━━ Dataset content

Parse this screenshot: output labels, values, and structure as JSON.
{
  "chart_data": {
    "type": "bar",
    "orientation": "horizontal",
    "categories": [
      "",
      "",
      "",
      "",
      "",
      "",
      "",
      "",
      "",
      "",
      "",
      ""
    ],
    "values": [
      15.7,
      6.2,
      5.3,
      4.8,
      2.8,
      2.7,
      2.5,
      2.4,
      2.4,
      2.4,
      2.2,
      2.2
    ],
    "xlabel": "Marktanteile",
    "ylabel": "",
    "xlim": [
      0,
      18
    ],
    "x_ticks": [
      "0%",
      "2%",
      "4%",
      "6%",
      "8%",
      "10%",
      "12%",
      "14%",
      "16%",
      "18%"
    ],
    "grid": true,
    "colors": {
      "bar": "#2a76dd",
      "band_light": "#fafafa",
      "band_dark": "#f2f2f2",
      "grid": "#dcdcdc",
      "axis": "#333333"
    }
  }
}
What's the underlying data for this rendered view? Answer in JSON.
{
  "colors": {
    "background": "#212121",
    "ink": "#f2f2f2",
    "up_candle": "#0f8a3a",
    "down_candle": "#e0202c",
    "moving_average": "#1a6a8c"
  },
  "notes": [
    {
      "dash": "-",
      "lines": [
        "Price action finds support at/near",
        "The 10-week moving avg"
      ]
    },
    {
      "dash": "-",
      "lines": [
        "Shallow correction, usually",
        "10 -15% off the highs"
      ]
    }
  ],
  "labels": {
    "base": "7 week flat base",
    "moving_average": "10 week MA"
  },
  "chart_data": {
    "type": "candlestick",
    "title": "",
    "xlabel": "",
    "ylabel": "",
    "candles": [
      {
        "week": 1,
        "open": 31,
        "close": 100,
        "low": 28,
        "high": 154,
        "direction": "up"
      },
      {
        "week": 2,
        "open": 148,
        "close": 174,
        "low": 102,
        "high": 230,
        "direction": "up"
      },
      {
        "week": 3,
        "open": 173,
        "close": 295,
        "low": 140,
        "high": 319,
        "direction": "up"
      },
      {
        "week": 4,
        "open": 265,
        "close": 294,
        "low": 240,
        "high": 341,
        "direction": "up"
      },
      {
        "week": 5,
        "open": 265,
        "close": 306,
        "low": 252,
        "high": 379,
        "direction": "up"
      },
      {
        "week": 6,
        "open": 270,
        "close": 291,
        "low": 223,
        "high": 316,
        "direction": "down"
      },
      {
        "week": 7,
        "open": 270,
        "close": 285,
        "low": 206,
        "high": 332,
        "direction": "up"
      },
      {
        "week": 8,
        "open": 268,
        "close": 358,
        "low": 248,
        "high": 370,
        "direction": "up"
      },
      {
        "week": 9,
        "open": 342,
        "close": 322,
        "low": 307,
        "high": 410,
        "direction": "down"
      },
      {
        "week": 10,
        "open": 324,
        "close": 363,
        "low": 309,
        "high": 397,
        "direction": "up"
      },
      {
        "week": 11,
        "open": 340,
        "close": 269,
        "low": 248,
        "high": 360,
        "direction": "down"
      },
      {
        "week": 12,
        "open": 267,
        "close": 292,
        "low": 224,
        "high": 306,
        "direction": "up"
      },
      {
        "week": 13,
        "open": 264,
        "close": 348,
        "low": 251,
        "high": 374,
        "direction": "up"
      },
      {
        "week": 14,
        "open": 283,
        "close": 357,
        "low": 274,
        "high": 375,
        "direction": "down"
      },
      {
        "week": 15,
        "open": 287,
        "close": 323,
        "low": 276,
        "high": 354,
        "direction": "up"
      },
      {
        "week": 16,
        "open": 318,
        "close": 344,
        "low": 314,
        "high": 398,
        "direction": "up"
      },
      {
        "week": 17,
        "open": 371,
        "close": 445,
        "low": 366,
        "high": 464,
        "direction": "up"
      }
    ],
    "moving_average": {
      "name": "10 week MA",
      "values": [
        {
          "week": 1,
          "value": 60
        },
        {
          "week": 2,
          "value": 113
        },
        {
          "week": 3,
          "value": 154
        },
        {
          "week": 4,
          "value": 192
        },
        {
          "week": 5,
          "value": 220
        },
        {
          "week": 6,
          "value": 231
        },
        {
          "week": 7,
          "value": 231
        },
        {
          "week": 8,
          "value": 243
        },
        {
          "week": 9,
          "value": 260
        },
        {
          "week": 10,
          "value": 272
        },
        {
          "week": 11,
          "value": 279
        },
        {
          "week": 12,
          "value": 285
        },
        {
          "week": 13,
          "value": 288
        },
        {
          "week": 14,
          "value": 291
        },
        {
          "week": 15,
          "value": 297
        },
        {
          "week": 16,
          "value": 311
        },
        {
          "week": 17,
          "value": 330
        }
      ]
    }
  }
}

━━━━

▸ Written exercise:
Print the listing above in its entirety, with every line exact.

▸ Correct answer:
Parse this screenshot: output labels, values, and structure as JSON.
{
  "chart_data": {
    "type": "bar",
    "orientation": "horizontal",
    "categories": [
      "",
      "",
      "",
      "",
      "",
      "",
      "",
      "",
      "",
      "",
      "",
      ""
    ],
    "values": [
      15.7,
      6.2,
      5.3,
      4.8,
      2.8,
      2.7,
      2.5,
      2.4,
      2.4,
      2.4,
      2.2,
      2.2
    ],
    "xlabel": "Marktanteile",
    "ylabel": "",
    "xlim": [
      0,
      18
    ],
    "x_ticks": [
      "0%",
      "2%",
      "4%",
      "6%",
      "8%",
      "10%",
      "12%",
      "14%",
      "16%",
      "18%"
    ],
    "grid": true,
    "colors": {
      "bar": "#2a76dd",
      "band_light": "#fafafa",
      "band_dark": "#f2f2f2",
      "grid": "#dcdcdc",
      "axis": "#333333"
    }
  }
}
What's the underlying data for this rendered view? Answer in JSON.
{
  "colors": {
    "background": "#212121",
    "ink": "#f2f2f2",
    "up_candle": "#0f8a3a",
    "down_candle": "#e0202c",
    "moving_average": "#1a6a8c"
  },
  "notes": [
    {
      "dash": "-",
      "lines": [
        "Price action finds support at/near",
        "The 10-week moving avg"
      ]
    },
    {
      "dash": "-",
      "lines": [
        "Shallow correction, usually",
        "10 -15% off the highs"
      ]
    }
  ],
  "labels": {
    "base": "7 week flat base",
    "moving_average": "10 week MA"
  },
  "chart_data": {
    "type": "candlestick",
    "title": "",
    "xlabel": "",
    "ylabel": "",
    "candles": [
      {
        "week": 1,
        "open": 31,
        "close": 100,
        "low": 28,
        "high": 154,
        "direction": "up"
      },
      {
        "week": 2,
        "open": 148,
        "close": 174,
        "low": 102,
        "high": 230,
        "direction": "up"
      },
      {
        "week": 3,
        "open": 173,
        "close": 295,
        "low": 140,
        "high": 319,
        "direction": "up"
      },
      {
        "week": 4,
        "open": 265,
        "close": 294,
        "low": 240,
        "high": 341,
        "direction": "up"
      },
      {
        "week": 5,
        "open": 265,
        "close": 306,
        "low": 252,
        "high": 379,
        "direction": "up"
      },
      {
        "week": 6,
        "open": 270,
        "close": 291,
        "low": 223,
        "high": 316,
        "direction": "down"
      },
      {
        "week": 7,
        "open": 270,
        "close": 285,
        "low": 206,
        "high": 332,
        "direction": "up"
      },
      {
        "week": 8,
        "open": 268,
        "close": 358,
        "low": 248,
        "high": 370,
        "direction": "up"
      },
      {
        "week": 9,
        "open": 342,
        "close": 322,
        "low": 307,
        "high": 410,
        "direction": "down"
      },
      {
        "week": 10,
        "open": 324,
        "close": 363,
        "low": 309,
        "high": 397,
        "direction": "up"
      },
      {
        "week": 11,
        "open": 340,
        "close": 269,
        "low": 248,
        "high": 360,
        "direction": "down"
      },
      {
        "week": 12,
        "open": 267,
        "close": 292,
        "low": 224,
        "high": 306,
        "direction": "up"
      },
      {
        "week": 13,
        "open": 264,
        "close": 348,
        "low": 251,
        "high": 374,
        "direction": "up"
      },
      {
        "week": 14,
        "open": 283,
        "close": 357,
        "low": 274,
        "high": 375,
        "direction": "down"
      },
      {
        "week": 15,
        "open": 287,
        "close": 323,
        "low": 276,
        "high": 354,
        "direction": "up"
      },
      {
        "week": 16,
        "open": 318,
        "close": 344,
        "low": 314,
        "high": 398,
        "direction": "up"
      },
      {
        "week": 17,
        "open": 371,
        "close": 445,
        "low": 366,
        "high": 464,
        "direction": "up"
      }
    ],
    "moving_average": {
      "name": "10 week MA",
      "values": [
        {
          "week": 1,
          "value": 60
        },
        {
          "week": 2,
          "value": 113
        },
        {
          "week": 3,
          "value": 154
        },
        {
          "week": 4,
          "value": 192
        },
        {
          "week": 5,
          "value": 220
        },
        {
          "week": 6,
          "value": 231
        },
        {
          "week": 7,
          "value": 231
        },
        {
          "week": 8,
          "value": 243
        },
        {
          "week": 9,
          "value": 260
        },
        {
          "week": 10,
          "value": 272
        },
        {
          "week": 11,
          "value": 279
        },
        {
          "week": 12,
          "value": 285
        },
        {
          "week": 13,
          "value": 288
        },
        {
          "week": 14,
          "value": 291
        },
        {
          "week": 15,
          "value": 297
        },
        {
          "week": 16,
          "value": 311
        },
        {
          "week": 17,
          "value": 330
        }
      ]
    }
  }
}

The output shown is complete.